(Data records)
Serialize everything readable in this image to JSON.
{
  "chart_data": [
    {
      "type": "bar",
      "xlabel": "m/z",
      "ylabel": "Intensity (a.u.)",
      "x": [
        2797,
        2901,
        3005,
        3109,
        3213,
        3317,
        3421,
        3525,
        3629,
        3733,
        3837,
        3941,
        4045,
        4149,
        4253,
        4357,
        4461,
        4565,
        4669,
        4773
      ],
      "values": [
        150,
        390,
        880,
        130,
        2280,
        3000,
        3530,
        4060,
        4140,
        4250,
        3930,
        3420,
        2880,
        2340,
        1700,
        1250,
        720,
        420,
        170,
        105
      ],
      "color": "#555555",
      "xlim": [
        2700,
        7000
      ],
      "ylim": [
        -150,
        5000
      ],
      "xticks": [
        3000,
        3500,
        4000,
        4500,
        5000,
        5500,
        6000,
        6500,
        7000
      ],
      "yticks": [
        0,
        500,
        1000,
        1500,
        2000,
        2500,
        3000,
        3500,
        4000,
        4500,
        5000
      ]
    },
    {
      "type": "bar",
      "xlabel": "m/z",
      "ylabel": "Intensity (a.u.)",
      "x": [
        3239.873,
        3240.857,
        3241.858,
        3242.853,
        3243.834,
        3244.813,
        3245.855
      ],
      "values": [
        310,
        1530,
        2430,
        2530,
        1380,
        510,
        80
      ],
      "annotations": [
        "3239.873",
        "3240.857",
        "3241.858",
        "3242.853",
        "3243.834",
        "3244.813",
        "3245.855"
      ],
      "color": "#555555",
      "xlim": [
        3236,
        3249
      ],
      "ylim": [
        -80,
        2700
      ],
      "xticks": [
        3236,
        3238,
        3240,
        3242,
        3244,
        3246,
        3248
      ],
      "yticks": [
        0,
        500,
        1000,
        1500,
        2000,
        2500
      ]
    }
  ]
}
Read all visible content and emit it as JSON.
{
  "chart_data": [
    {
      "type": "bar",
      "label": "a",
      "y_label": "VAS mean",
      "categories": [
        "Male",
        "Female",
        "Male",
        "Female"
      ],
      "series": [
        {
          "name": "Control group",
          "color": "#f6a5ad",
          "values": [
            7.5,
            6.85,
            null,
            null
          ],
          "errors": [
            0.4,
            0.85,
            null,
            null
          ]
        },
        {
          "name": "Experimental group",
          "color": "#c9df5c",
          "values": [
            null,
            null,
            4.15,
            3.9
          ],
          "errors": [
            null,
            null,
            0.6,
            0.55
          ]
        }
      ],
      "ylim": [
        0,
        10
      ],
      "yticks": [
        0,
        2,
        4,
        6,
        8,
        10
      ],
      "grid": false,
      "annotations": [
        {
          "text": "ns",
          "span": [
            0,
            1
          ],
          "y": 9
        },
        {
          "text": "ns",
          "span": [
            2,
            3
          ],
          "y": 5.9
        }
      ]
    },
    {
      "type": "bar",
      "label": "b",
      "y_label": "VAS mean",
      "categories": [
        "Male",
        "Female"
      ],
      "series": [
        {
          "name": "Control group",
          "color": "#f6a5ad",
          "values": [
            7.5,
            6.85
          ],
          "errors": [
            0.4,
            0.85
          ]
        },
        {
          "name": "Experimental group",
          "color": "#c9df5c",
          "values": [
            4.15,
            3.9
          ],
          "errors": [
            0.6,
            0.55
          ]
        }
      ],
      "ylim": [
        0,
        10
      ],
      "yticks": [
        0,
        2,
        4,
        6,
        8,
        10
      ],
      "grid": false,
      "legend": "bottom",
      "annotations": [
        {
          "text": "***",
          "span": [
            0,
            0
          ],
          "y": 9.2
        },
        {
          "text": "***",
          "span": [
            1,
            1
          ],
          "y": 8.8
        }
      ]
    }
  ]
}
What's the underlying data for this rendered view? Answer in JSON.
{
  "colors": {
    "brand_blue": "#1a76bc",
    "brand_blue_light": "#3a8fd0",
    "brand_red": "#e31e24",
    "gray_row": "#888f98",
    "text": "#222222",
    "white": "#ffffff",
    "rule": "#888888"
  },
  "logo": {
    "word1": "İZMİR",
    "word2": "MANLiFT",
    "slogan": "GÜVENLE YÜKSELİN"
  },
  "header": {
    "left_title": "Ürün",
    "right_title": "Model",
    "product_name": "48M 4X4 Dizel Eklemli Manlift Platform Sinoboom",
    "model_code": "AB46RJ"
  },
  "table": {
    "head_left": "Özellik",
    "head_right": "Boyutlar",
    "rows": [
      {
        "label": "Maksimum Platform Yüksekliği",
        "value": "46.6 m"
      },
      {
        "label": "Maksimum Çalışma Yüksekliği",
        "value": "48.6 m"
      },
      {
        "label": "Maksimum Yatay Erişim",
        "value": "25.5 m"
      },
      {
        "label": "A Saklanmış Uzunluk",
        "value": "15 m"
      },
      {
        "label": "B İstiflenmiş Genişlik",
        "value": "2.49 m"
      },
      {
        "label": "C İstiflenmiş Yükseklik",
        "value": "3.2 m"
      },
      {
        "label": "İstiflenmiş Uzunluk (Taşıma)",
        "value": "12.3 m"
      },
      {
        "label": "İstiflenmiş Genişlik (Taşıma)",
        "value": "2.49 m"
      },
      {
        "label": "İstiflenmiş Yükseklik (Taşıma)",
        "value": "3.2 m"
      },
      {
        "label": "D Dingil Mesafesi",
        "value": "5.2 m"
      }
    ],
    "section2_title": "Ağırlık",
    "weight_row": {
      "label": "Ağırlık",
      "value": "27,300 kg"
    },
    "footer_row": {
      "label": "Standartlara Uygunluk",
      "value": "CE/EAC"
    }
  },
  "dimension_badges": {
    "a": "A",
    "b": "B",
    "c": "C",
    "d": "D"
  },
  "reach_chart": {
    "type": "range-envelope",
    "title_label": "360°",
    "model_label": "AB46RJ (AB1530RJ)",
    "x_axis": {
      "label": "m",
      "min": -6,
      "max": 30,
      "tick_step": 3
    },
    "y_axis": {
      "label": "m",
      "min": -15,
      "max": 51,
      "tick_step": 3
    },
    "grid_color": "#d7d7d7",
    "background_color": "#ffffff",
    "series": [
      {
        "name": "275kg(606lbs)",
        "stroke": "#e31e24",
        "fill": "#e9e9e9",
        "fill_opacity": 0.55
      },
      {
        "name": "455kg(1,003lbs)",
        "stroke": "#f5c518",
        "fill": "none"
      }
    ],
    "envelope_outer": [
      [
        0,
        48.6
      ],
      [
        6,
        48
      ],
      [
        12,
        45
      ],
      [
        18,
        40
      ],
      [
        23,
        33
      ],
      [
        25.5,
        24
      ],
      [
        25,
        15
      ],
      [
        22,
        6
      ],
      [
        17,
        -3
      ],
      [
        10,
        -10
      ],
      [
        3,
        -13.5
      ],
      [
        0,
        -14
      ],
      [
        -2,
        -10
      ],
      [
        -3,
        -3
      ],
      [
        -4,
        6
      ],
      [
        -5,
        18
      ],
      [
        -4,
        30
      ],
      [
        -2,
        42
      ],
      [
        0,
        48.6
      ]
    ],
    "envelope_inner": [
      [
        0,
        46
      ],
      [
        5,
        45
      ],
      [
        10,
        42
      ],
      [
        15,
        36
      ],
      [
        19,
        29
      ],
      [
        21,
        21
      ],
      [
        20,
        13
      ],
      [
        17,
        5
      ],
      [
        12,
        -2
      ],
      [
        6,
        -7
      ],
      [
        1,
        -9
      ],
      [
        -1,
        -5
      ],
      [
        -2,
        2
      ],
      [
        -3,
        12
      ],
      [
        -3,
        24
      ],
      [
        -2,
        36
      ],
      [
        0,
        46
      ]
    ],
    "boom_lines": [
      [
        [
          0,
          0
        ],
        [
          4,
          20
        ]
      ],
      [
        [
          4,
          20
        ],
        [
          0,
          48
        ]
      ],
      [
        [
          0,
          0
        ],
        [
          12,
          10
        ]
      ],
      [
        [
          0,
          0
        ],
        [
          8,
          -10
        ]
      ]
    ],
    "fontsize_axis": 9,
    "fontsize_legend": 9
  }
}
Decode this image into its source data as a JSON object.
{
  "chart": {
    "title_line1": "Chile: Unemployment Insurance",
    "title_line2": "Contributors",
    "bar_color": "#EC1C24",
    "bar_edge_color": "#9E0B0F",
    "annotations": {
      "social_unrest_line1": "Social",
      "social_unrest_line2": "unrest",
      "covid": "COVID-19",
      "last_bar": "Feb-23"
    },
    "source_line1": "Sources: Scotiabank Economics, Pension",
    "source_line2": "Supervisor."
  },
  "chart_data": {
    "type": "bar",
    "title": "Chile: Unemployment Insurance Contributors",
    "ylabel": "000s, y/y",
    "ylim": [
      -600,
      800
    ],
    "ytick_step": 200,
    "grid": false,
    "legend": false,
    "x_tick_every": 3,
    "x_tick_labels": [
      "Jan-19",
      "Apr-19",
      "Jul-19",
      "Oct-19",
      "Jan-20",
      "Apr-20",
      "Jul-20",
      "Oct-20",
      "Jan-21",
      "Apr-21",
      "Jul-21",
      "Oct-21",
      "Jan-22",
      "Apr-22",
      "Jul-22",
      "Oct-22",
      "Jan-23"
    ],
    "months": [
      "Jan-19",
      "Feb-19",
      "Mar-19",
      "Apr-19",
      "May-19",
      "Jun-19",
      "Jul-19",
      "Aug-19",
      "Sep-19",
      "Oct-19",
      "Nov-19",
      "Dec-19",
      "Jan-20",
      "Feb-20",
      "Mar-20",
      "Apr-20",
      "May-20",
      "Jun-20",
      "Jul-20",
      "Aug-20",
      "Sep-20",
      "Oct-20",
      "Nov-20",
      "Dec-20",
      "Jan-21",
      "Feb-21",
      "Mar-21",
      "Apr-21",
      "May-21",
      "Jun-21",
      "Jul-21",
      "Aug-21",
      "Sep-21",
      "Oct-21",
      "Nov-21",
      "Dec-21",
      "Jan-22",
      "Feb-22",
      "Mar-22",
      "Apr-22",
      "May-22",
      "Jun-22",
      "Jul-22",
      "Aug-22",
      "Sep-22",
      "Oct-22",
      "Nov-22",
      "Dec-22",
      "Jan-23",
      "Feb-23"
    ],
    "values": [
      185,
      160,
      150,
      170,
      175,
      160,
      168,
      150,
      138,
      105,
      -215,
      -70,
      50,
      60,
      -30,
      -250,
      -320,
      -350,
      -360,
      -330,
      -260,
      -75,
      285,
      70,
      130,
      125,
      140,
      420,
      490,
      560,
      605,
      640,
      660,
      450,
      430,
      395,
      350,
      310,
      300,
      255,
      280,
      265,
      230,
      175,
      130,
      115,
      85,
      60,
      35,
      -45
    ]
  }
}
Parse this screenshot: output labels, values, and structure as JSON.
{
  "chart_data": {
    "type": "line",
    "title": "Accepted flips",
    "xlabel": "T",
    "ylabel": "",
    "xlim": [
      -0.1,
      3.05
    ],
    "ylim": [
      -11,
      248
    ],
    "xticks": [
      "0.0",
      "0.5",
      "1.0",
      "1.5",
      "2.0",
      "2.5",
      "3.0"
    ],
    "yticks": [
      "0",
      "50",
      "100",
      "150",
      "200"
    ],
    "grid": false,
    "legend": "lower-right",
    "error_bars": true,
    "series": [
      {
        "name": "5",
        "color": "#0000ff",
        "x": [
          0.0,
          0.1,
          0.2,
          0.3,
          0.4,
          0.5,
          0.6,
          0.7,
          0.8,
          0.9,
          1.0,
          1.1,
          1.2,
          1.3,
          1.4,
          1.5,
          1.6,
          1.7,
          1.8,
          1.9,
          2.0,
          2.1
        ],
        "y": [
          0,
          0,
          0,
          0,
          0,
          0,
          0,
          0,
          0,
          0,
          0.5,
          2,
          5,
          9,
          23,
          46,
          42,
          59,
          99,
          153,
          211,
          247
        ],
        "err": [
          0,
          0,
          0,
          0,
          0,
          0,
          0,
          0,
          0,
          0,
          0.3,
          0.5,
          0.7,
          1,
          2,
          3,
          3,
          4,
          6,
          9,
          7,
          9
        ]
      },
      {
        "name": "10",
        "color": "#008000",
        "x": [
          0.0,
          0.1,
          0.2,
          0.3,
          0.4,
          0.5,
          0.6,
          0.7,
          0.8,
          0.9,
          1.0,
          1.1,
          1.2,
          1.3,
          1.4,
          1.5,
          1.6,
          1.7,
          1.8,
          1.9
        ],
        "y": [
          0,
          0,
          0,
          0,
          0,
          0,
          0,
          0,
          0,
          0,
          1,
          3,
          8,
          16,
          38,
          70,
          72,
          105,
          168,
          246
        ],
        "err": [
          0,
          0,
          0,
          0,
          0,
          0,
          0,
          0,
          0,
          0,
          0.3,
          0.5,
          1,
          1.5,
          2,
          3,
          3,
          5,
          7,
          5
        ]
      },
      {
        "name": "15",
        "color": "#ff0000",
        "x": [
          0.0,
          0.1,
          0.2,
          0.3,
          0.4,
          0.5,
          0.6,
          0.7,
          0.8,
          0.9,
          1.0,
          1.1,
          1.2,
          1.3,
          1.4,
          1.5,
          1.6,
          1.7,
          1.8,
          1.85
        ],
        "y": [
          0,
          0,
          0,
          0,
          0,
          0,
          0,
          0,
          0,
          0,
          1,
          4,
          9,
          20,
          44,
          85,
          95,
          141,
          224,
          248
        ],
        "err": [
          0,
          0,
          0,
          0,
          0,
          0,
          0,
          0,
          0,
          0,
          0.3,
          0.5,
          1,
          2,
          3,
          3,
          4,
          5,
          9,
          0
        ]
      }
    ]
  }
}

PROBLEM TO SOLVE:
Of the lines above, copy each that contains "Genişlik".

TASK ANSWER:
        "label": "B İstiflenmiş Genişlik",
        "label": "İstiflenmiş Genişlik (Taşıma)",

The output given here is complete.